* BEGIN Supplied records *
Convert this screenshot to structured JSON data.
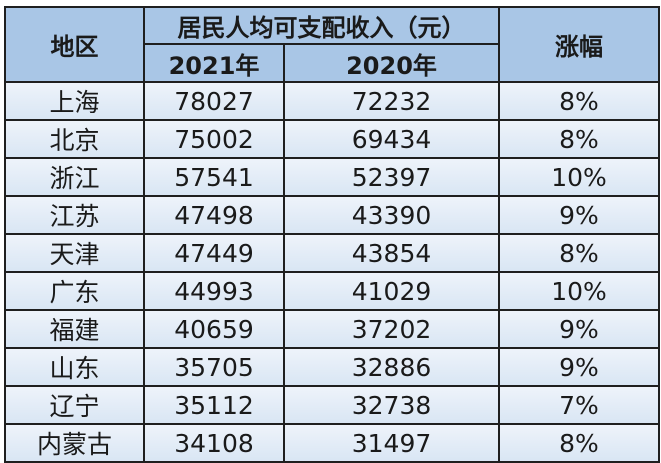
{
  "header": {
    "region": "地区",
    "income_group": "居民人均可支配收入（元）",
    "year2021": "2021年",
    "year2020": "2020年",
    "growth": "涨幅"
  },
  "rows": [
    {
      "region": "上海",
      "y2021": "78027",
      "y2020": "72232",
      "growth": "8%"
    },
    {
      "region": "北京",
      "y2021": "75002",
      "y2020": "69434",
      "growth": "8%"
    },
    {
      "region": "浙江",
      "y2021": "57541",
      "y2020": "52397",
      "growth": "10%"
    },
    {
      "region": "江苏",
      "y2021": "47498",
      "y2020": "43390",
      "growth": "9%"
    },
    {
      "region": "天津",
      "y2021": "47449",
      "y2020": "43854",
      "growth": "8%"
    },
    {
      "region": "广东",
      "y2021": "44993",
      "y2020": "41029",
      "growth": "10%"
    },
    {
      "region": "福建",
      "y2021": "40659",
      "y2020": "37202",
      "growth": "9%"
    },
    {
      "region": "山东",
      "y2021": "35705",
      "y2020": "32886",
      "growth": "9%"
    },
    {
      "region": "辽宁",
      "y2021": "35112",
      "y2020": "32738",
      "growth": "7%"
    },
    {
      "region": "内蒙古",
      "y2021": "34108",
      "y2020": "31497",
      "growth": "8%"
    }
  ],
  "colors": {
    "header_bg": "#a9c6e6",
    "row_bg": "#dfe9f5",
    "border": "#1f1f1f"
  }
}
* END Supplied records *
**Given problem**:
Omitting all images, retype each line of the records precisely.

**Answer**:
Convert this screenshot to structured JSON data.
{
  "header": {
    "region": "地区",
    "income_group": "居民人均可支配收入（元）",
    "year2021": "2021年",
    "year2020": "2020年",
    "growth": "涨幅"
  },
  "rows": [
    {
      "region": "上海",
      "y2021": "78027",
      "y2020": "72232",
      "growth": "8%"
    },
    {
      "region": "北京",
      "y2021": "75002",
      "y2020": "69434",
      "growth": "8%"
    },
    {
      "region": "浙江",
      "y2021": "57541",
      "y2020": "52397",
      "growth": "10%"
    },
    {
      "region": "江苏",
      "y2021": "47498",
      "y2020": "43390",
      "growth": "9%"
    },
    {
      "region": "天津",
      "y2021": "47449",
      "y2020": "43854",
      "growth": "8%"
    },
    {
      "region": "广东",
      "y2021": "44993",
      "y2020": "41029",
      "growth": "10%"
    },
    {
      "region": "福建",
      "y2021": "40659",
      "y2020": "37202",
      "growth": "9%"
    },
    {
      "region": "山东",
      "y2021": "35705",
      "y2020": "32886",
      "growth": "9%"
    },
    {
      "region": "辽宁",
      "y2021": "35112",
      "y2020": "32738",
      "growth": "7%"
    },
    {
      "region": "内蒙古",
      "y2021": "34108",
      "y2020": "31497",
      "growth": "8%"
    }
  ],
  "colors": {
    "header_bg": "#a9c6e6",
    "row_bg": "#dfe9f5",
    "border": "#1f1f1f"
  }
}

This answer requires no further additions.